*Exercise prompt*
Where does the string "State" appear in the records? Copy every line that contains it.

======== The data ========

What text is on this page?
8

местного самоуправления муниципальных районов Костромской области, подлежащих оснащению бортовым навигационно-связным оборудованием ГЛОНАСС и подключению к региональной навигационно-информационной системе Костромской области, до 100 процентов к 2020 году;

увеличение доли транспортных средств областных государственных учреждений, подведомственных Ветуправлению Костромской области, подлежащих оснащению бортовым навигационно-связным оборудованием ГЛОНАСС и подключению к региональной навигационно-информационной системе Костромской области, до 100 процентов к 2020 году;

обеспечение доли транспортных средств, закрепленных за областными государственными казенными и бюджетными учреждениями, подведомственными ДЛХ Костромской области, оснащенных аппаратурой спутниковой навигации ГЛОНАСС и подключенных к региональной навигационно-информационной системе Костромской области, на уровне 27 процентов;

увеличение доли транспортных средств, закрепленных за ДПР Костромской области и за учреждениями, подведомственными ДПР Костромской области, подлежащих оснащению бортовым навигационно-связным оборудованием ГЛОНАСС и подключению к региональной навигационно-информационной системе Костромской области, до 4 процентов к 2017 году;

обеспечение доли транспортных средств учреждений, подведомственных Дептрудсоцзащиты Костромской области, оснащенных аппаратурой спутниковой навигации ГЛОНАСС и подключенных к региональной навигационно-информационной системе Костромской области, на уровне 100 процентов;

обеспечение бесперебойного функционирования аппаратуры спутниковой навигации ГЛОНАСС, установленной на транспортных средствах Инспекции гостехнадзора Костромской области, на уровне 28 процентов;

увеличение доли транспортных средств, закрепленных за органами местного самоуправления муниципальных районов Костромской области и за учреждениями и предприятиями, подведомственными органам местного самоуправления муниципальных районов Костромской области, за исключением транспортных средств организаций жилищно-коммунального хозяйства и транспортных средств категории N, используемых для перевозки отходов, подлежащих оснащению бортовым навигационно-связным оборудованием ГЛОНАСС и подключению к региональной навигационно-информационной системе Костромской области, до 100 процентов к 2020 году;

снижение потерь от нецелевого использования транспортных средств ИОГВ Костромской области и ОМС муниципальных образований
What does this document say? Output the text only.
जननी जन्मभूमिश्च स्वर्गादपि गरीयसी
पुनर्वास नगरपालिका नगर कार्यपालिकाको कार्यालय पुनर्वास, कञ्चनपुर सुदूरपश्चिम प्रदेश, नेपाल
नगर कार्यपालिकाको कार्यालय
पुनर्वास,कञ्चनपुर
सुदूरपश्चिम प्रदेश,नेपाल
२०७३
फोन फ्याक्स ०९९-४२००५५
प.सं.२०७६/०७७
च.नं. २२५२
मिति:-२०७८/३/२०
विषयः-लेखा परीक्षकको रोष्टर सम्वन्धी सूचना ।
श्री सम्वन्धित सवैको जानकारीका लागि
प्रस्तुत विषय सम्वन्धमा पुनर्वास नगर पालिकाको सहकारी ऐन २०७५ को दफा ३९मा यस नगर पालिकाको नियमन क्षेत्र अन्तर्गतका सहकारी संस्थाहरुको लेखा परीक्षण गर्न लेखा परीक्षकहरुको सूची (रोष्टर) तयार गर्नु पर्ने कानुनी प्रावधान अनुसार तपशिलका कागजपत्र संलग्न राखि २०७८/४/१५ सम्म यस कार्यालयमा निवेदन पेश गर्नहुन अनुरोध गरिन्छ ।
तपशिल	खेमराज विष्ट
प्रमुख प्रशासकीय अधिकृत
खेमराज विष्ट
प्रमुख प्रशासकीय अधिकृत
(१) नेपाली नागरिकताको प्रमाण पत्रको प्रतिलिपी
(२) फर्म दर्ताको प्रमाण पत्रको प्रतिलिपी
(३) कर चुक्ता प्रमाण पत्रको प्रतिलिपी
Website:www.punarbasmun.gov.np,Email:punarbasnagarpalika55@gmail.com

========
======== The data ========

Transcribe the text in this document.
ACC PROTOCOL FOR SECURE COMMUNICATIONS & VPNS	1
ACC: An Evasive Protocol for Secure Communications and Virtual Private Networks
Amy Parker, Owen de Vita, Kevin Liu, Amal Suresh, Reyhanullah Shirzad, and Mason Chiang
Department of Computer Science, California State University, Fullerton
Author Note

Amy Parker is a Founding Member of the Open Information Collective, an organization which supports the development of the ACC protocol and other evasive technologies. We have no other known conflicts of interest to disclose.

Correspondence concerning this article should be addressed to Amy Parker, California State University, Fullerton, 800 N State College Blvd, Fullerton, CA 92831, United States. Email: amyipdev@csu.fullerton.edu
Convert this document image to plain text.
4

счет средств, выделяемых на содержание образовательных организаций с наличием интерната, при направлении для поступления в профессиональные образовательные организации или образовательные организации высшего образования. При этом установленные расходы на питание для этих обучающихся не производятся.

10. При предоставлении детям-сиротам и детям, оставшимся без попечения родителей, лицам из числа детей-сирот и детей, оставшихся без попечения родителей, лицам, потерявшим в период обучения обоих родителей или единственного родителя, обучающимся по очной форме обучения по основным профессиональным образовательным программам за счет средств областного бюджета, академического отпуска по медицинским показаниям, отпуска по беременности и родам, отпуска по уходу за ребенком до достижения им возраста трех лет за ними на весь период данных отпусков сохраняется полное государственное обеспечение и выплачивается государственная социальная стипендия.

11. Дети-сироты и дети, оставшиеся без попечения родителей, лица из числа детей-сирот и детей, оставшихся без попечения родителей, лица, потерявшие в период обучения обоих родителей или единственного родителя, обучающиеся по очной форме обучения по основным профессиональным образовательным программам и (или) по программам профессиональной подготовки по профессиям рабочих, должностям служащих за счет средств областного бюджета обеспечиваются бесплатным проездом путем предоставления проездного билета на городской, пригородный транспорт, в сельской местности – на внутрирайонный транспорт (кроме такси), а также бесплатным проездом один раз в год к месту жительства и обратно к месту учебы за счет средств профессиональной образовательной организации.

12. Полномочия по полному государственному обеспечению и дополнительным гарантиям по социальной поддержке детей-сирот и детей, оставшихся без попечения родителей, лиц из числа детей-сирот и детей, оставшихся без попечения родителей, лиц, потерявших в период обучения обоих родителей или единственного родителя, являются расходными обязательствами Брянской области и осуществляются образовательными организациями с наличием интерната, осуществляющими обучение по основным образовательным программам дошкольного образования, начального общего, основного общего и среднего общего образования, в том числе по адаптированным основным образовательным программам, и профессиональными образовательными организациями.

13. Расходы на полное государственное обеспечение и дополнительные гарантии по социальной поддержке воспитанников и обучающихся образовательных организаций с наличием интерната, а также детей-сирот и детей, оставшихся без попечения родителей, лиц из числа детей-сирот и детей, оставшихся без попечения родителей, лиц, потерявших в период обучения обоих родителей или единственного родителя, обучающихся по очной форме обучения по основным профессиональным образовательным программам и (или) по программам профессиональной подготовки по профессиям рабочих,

========
======== The data ========

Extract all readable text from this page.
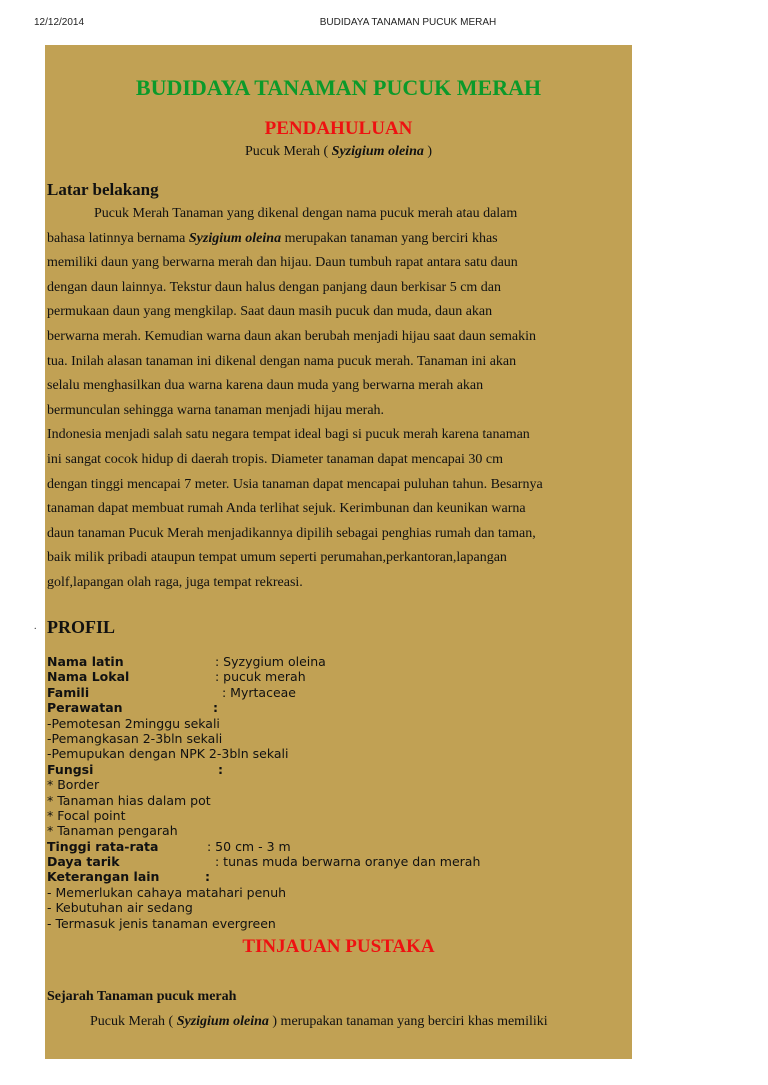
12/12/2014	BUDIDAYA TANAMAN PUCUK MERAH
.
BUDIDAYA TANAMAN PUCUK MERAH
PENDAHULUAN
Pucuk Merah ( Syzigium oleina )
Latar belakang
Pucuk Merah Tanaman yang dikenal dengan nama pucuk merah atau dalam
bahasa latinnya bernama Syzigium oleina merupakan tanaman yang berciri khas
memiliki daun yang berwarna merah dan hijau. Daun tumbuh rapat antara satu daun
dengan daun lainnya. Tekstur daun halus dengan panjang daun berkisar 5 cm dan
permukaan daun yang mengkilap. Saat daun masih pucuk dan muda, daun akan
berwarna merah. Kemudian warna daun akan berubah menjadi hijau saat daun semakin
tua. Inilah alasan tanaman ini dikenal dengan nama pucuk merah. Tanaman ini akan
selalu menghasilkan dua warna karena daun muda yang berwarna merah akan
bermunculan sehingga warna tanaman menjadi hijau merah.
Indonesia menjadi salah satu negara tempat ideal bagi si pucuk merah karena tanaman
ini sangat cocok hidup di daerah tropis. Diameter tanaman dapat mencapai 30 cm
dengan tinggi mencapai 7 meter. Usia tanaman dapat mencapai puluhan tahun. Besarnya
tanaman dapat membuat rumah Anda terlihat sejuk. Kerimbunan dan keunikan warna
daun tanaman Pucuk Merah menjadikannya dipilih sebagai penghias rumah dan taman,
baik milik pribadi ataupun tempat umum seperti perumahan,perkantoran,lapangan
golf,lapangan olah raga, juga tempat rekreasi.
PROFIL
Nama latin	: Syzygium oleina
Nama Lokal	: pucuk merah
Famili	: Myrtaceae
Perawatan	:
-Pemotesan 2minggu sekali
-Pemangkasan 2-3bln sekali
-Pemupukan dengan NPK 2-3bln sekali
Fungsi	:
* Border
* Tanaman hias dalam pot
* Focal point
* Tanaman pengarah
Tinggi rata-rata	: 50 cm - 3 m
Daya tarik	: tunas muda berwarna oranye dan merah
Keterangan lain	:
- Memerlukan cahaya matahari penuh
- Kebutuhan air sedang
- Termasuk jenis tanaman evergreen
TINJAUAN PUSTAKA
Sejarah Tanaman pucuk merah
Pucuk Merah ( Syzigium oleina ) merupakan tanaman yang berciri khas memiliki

========

*Finished exercise*
Department of Computer Science, California State University, Fullerton
Correspondence concerning this article should be addressed to Amy Parker, California State University, Fullerton, 800 N State College Blvd, Fullerton, CA 92831, United States. Email: amyipdev@csu.fullerton.edu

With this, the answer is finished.